Data section:
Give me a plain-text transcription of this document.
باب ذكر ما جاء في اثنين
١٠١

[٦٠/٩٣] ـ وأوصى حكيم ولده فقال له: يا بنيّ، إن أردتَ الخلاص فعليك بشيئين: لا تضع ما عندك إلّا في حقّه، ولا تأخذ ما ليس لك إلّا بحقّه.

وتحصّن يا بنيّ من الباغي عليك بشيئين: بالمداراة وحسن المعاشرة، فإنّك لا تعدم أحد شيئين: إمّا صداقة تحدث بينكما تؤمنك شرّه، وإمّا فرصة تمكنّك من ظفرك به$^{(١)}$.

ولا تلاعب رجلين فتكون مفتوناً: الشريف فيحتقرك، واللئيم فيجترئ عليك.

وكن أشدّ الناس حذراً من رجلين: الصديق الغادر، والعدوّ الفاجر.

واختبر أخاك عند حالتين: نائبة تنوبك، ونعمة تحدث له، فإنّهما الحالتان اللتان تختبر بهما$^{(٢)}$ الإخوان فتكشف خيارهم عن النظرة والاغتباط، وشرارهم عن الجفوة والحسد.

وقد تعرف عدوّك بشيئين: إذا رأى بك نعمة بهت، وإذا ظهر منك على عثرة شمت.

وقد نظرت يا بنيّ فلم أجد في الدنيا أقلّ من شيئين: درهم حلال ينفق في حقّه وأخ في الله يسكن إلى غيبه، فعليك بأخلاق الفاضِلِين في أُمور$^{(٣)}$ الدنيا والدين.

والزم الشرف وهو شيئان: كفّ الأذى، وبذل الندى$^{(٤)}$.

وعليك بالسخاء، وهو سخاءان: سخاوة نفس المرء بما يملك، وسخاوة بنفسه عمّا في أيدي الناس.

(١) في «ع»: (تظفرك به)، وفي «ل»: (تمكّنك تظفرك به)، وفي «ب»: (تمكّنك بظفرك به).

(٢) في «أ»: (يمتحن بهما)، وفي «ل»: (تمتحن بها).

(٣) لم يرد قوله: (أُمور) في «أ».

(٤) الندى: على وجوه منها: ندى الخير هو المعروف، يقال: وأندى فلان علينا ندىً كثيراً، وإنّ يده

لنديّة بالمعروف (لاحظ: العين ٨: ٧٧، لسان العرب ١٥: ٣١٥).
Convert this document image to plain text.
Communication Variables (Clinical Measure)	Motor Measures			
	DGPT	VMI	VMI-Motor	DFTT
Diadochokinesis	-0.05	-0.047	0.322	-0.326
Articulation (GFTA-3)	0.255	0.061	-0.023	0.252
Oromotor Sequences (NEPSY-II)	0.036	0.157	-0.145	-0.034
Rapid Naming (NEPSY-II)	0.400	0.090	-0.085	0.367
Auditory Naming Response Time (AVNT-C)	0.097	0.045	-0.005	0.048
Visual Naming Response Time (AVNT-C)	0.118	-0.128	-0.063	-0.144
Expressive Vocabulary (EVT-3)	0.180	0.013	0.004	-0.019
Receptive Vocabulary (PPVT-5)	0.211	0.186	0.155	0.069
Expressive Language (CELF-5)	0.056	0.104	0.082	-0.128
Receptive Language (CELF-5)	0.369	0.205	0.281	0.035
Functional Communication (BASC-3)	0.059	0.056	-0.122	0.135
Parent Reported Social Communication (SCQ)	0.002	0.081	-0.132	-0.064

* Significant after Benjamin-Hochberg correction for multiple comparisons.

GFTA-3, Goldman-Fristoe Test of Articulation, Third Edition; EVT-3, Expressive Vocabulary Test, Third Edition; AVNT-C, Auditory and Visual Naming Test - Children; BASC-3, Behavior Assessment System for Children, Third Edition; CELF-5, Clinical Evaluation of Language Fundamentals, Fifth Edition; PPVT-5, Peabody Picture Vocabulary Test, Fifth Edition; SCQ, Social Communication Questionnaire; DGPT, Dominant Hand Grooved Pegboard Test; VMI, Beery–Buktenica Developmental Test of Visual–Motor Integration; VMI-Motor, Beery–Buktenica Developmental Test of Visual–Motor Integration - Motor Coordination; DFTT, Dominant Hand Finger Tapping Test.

Directive: Print the material once more, exactly.

Task solution:
Give me a plain-text transcription of this document.
باب ذكر ما جاء في اثنين
١٠١

[٦٠/٩٣] ـ وأوصى حكيم ولده فقال له: يا بنيّ، إن أردتَ الخلاص فعليك بشيئين: لا تضع ما عندك إلّا في حقّه، ولا تأخذ ما ليس لك إلّا بحقّه.

وتحصّن يا بنيّ من الباغي عليك بشيئين: بالمداراة وحسن المعاشرة، فإنّك لا تعدم أحد شيئين: إمّا صداقة تحدث بينكما تؤمنك شرّه، وإمّا فرصة تمكنّك من ظفرك به$^{(١)}$.

ولا تلاعب رجلين فتكون مفتوناً: الشريف فيحتقرك، واللئيم فيجترئ عليك.

وكن أشدّ الناس حذراً من رجلين: الصديق الغادر، والعدوّ الفاجر.

واختبر أخاك عند حالتين: نائبة تنوبك، ونعمة تحدث له، فإنّهما الحالتان اللتان تختبر بهما$^{(٢)}$ الإخوان فتكشف خيارهم عن النظرة والاغتباط، وشرارهم عن الجفوة والحسد.

وقد تعرف عدوّك بشيئين: إذا رأى بك نعمة بهت، وإذا ظهر منك على عثرة شمت.

وقد نظرت يا بنيّ فلم أجد في الدنيا أقلّ من شيئين: درهم حلال ينفق في حقّه وأخ في الله يسكن إلى غيبه، فعليك بأخلاق الفاضِلِين في أُمور$^{(٣)}$ الدنيا والدين.

والزم الشرف وهو شيئان: كفّ الأذى، وبذل الندى$^{(٤)}$.

وعليك بالسخاء، وهو سخاءان: سخاوة نفس المرء بما يملك، وسخاوة بنفسه عمّا في أيدي الناس.

(١) في «ع»: (تظفرك به)، وفي «ل»: (تمكّنك تظفرك به)، وفي «ب»: (تمكّنك بظفرك به).

(٢) في «أ»: (يمتحن بهما)، وفي «ل»: (تمتحن بها).

(٣) لم يرد قوله: (أُمور) في «أ».

(٤) الندى: على وجوه منها: ندى الخير هو المعروف، يقال: وأندى فلان علينا ندىً كثيراً، وإنّ يده

لنديّة بالمعروف (لاحظ: العين ٨: ٧٧، لسان العرب ١٥: ٣١٥).
Convert this document image to plain text.
Communication Variables (Clinical Measure)	Motor Measures			
	DGPT	VMI	VMI-Motor	DFTT
Diadochokinesis	-0.05	-0.047	0.322	-0.326
Articulation (GFTA-3)	0.255	0.061	-0.023	0.252
Oromotor Sequences (NEPSY-II)	0.036	0.157	-0.145	-0.034
Rapid Naming (NEPSY-II)	0.400	0.090	-0.085	0.367
Auditory Naming Response Time (AVNT-C)	0.097	0.045	-0.005	0.048
Visual Naming Response Time (AVNT-C)	0.118	-0.128	-0.063	-0.144
Expressive Vocabulary (EVT-3)	0.180	0.013	0.004	-0.019
Receptive Vocabulary (PPVT-5)	0.211	0.186	0.155	0.069
Expressive Language (CELF-5)	0.056	0.104	0.082	-0.128
Receptive Language (CELF-5)	0.369	0.205	0.281	0.035
Functional Communication (BASC-3)	0.059	0.056	-0.122	0.135
Parent Reported Social Communication (SCQ)	0.002	0.081	-0.132	-0.064

* Significant after Benjamin-Hochberg correction for multiple comparisons.

GFTA-3, Goldman-Fristoe Test of Articulation, Third Edition; EVT-3, Expressive Vocabulary Test, Third Edition; AVNT-C, Auditory and Visual Naming Test - Children; BASC-3, Behavior Assessment System for Children, Third Edition; CELF-5, Clinical Evaluation of Language Fundamentals, Fifth Edition; PPVT-5, Peabody Picture Vocabulary Test, Fifth Edition; SCQ, Social Communication Questionnaire; DGPT, Dominant Hand Grooved Pegboard Test; VMI, Beery–Buktenica Developmental Test of Visual–Motor Integration; VMI-Motor, Beery–Buktenica Developmental Test of Visual–Motor Integration - Motor Coordination; DFTT, Dominant Hand Finger Tapping Test.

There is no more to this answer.